§ Raw data:
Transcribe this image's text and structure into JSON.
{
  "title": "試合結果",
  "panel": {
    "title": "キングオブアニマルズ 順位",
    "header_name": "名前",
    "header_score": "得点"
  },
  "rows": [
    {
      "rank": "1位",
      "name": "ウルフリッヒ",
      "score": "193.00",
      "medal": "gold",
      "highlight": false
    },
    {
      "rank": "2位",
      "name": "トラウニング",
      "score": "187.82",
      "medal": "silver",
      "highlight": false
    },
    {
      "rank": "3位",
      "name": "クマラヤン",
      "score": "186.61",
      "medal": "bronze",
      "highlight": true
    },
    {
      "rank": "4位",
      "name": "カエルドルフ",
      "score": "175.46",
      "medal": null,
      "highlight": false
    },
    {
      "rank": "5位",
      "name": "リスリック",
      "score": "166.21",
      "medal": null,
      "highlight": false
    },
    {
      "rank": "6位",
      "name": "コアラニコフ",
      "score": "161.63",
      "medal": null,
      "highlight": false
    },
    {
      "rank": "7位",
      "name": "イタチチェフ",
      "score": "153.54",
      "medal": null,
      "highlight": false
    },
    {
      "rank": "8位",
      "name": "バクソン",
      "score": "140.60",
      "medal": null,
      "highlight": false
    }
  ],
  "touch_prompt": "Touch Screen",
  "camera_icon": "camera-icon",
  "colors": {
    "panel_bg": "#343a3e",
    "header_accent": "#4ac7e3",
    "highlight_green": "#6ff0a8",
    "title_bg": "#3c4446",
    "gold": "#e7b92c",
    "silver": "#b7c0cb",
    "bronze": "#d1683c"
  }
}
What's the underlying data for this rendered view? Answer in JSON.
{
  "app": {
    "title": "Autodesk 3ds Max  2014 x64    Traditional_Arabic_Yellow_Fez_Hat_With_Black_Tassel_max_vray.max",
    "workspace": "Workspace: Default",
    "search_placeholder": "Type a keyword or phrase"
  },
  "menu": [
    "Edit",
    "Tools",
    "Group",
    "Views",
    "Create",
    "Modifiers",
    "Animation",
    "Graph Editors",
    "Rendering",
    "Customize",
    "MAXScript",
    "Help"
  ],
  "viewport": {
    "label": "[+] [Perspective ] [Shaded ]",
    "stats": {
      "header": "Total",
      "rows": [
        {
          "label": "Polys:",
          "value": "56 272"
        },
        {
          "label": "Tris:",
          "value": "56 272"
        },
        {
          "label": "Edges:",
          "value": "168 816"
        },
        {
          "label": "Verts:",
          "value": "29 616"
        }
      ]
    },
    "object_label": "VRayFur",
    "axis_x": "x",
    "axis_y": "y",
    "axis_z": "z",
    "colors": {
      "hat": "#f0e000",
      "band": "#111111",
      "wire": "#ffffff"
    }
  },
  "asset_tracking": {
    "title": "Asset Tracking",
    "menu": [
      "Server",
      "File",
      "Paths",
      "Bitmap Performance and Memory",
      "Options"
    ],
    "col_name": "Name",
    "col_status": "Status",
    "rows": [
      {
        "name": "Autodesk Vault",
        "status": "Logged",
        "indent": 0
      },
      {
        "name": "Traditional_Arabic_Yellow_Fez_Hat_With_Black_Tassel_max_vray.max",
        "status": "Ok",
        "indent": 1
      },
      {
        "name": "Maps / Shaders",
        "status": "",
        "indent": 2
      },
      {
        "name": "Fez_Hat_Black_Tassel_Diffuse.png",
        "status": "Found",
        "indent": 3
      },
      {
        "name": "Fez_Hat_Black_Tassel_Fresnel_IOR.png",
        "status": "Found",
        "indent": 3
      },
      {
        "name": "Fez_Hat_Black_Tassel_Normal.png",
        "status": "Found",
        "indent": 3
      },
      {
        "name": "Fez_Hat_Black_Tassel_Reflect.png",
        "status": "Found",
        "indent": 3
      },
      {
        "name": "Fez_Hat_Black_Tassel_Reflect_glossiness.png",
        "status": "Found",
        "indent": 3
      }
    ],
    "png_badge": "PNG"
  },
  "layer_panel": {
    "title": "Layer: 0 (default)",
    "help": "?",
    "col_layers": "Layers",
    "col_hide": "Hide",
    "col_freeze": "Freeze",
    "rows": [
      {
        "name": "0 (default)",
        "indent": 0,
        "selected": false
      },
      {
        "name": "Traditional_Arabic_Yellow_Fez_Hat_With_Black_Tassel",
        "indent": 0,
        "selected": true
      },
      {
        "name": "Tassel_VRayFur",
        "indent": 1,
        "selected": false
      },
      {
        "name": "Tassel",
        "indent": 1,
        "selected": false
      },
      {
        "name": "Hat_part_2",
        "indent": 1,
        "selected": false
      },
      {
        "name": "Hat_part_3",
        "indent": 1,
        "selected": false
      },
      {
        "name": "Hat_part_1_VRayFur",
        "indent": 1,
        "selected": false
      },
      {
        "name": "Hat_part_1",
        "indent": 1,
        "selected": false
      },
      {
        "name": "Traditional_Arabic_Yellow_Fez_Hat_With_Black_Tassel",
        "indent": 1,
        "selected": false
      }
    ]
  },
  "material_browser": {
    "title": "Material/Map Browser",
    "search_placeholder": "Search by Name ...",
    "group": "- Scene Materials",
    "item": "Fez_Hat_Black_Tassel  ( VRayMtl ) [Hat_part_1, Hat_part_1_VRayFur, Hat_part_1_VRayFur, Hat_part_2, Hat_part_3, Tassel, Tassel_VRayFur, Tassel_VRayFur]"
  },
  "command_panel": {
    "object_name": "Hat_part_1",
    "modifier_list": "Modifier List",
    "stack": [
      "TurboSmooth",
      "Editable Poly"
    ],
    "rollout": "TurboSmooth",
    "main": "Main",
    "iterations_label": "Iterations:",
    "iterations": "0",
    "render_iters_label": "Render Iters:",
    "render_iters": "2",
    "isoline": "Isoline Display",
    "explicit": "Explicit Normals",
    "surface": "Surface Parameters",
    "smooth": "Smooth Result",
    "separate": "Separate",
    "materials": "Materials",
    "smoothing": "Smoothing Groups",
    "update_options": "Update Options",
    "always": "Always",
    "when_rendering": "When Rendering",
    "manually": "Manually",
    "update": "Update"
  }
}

§ Work to do: Repeat the preceding lines exactly, please, every one of them.

§ Worked answer:
Transcribe this image's text and structure into JSON.
{
  "title": "試合結果",
  "panel": {
    "title": "キングオブアニマルズ 順位",
    "header_name": "名前",
    "header_score": "得点"
  },
  "rows": [
    {
      "rank": "1位",
      "name": "ウルフリッヒ",
      "score": "193.00",
      "medal": "gold",
      "highlight": false
    },
    {
      "rank": "2位",
      "name": "トラウニング",
      "score": "187.82",
      "medal": "silver",
      "highlight": false
    },
    {
      "rank": "3位",
      "name": "クマラヤン",
      "score": "186.61",
      "medal": "bronze",
      "highlight": true
    },
    {
      "rank": "4位",
      "name": "カエルドルフ",
      "score": "175.46",
      "medal": null,
      "highlight": false
    },
    {
      "rank": "5位",
      "name": "リスリック",
      "score": "166.21",
      "medal": null,
      "highlight": false
    },
    {
      "rank": "6位",
      "name": "コアラニコフ",
      "score": "161.63",
      "medal": null,
      "highlight": false
    },
    {
      "rank": "7位",
      "name": "イタチチェフ",
      "score": "153.54",
      "medal": null,
      "highlight": false
    },
    {
      "rank": "8位",
      "name": "バクソン",
      "score": "140.60",
      "medal": null,
      "highlight": false
    }
  ],
  "touch_prompt": "Touch Screen",
  "camera_icon": "camera-icon",
  "colors": {
    "panel_bg": "#343a3e",
    "header_accent": "#4ac7e3",
    "highlight_green": "#6ff0a8",
    "title_bg": "#3c4446",
    "gold": "#e7b92c",
    "silver": "#b7c0cb",
    "bronze": "#d1683c"
  }
}
What's the underlying data for this rendered view? Answer in JSON.
{
  "app": {
    "title": "Autodesk 3ds Max  2014 x64    Traditional_Arabic_Yellow_Fez_Hat_With_Black_Tassel_max_vray.max",
    "workspace": "Workspace: Default",
    "search_placeholder": "Type a keyword or phrase"
  },
  "menu": [
    "Edit",
    "Tools",
    "Group",
    "Views",
    "Create",
    "Modifiers",
    "Animation",
    "Graph Editors",
    "Rendering",
    "Customize",
    "MAXScript",
    "Help"
  ],
  "viewport": {
    "label": "[+] [Perspective ] [Shaded ]",
    "stats": {
      "header": "Total",
      "rows": [
        {
          "label": "Polys:",
          "value": "56 272"
        },
        {
          "label": "Tris:",
          "value": "56 272"
        },
        {
          "label": "Edges:",
          "value": "168 816"
        },
        {
          "label": "Verts:",
          "value": "29 616"
        }
      ]
    },
    "object_label": "VRayFur",
    "axis_x": "x",
    "axis_y": "y",
    "axis_z": "z",
    "colors": {
      "hat": "#f0e000",
      "band": "#111111",
      "wire": "#ffffff"
    }
  },
  "asset_tracking": {
    "title": "Asset Tracking",
    "menu": [
      "Server",
      "File",
      "Paths",
      "Bitmap Performance and Memory",
      "Options"
    ],
    "col_name": "Name",
    "col_status": "Status",
    "rows": [
      {
        "name": "Autodesk Vault",
        "status": "Logged",
        "indent": 0
      },
      {
        "name": "Traditional_Arabic_Yellow_Fez_Hat_With_Black_Tassel_max_vray.max",
        "status": "Ok",
        "indent": 1
      },
      {
        "name": "Maps / Shaders",
        "status": "",
        "indent": 2
      },
      {
        "name": "Fez_Hat_Black_Tassel_Diffuse.png",
        "status": "Found",
        "indent": 3
      },
      {
        "name": "Fez_Hat_Black_Tassel_Fresnel_IOR.png",
        "status": "Found",
        "indent": 3
      },
      {
        "name": "Fez_Hat_Black_Tassel_Normal.png",
        "status": "Found",
        "indent": 3
      },
      {
        "name": "Fez_Hat_Black_Tassel_Reflect.png",
        "status": "Found",
        "indent": 3
      },
      {
        "name": "Fez_Hat_Black_Tassel_Reflect_glossiness.png",
        "status": "Found",
        "indent": 3
      }
    ],
    "png_badge": "PNG"
  },
  "layer_panel": {
    "title": "Layer: 0 (default)",
    "help": "?",
    "col_layers": "Layers",
    "col_hide": "Hide",
    "col_freeze": "Freeze",
    "rows": [
      {
        "name": "0 (default)",
        "indent": 0,
        "selected": false
      },
      {
        "name": "Traditional_Arabic_Yellow_Fez_Hat_With_Black_Tassel",
        "indent": 0,
        "selected": true
      },
      {
        "name": "Tassel_VRayFur",
        "indent": 1,
        "selected": false
      },
      {
        "name": "Tassel",
        "indent": 1,
        "selected": false
      },
      {
        "name": "Hat_part_2",
        "indent": 1,
        "selected": false
      },
      {
        "name": "Hat_part_3",
        "indent": 1,
        "selected": false
      },
      {
        "name": "Hat_part_1_VRayFur",
        "indent": 1,
        "selected": false
      },
      {
        "name": "Hat_part_1",
        "indent": 1,
        "selected": false
      },
      {
        "name": "Traditional_Arabic_Yellow_Fez_Hat_With_Black_Tassel",
        "indent": 1,
        "selected": false
      }
    ]
  },
  "material_browser": {
    "title": "Material/Map Browser",
    "search_placeholder": "Search by Name ...",
    "group": "- Scene Materials",
    "item": "Fez_Hat_Black_Tassel  ( VRayMtl ) [Hat_part_1, Hat_part_1_VRayFur, Hat_part_1_VRayFur, Hat_part_2, Hat_part_3, Tassel, Tassel_VRayFur, Tassel_VRayFur]"
  },
  "command_panel": {
    "object_name": "Hat_part_1",
    "modifier_list": "Modifier List",
    "stack": [
      "TurboSmooth",
      "Editable Poly"
    ],
    "rollout": "TurboSmooth",
    "main": "Main",
    "iterations_label": "Iterations:",
    "iterations": "0",
    "render_iters_label": "Render Iters:",
    "render_iters": "2",
    "isoline": "Isoline Display",
    "explicit": "Explicit Normals",
    "surface": "Surface Parameters",
    "smooth": "Smooth Result",
    "separate": "Separate",
    "materials": "Materials",
    "smoothing": "Smoothing Groups",
    "update_options": "Update Options",
    "always": "Always",
    "when_rendering": "When Rendering",
    "manually": "Manually",
    "update": "Update"
  }
}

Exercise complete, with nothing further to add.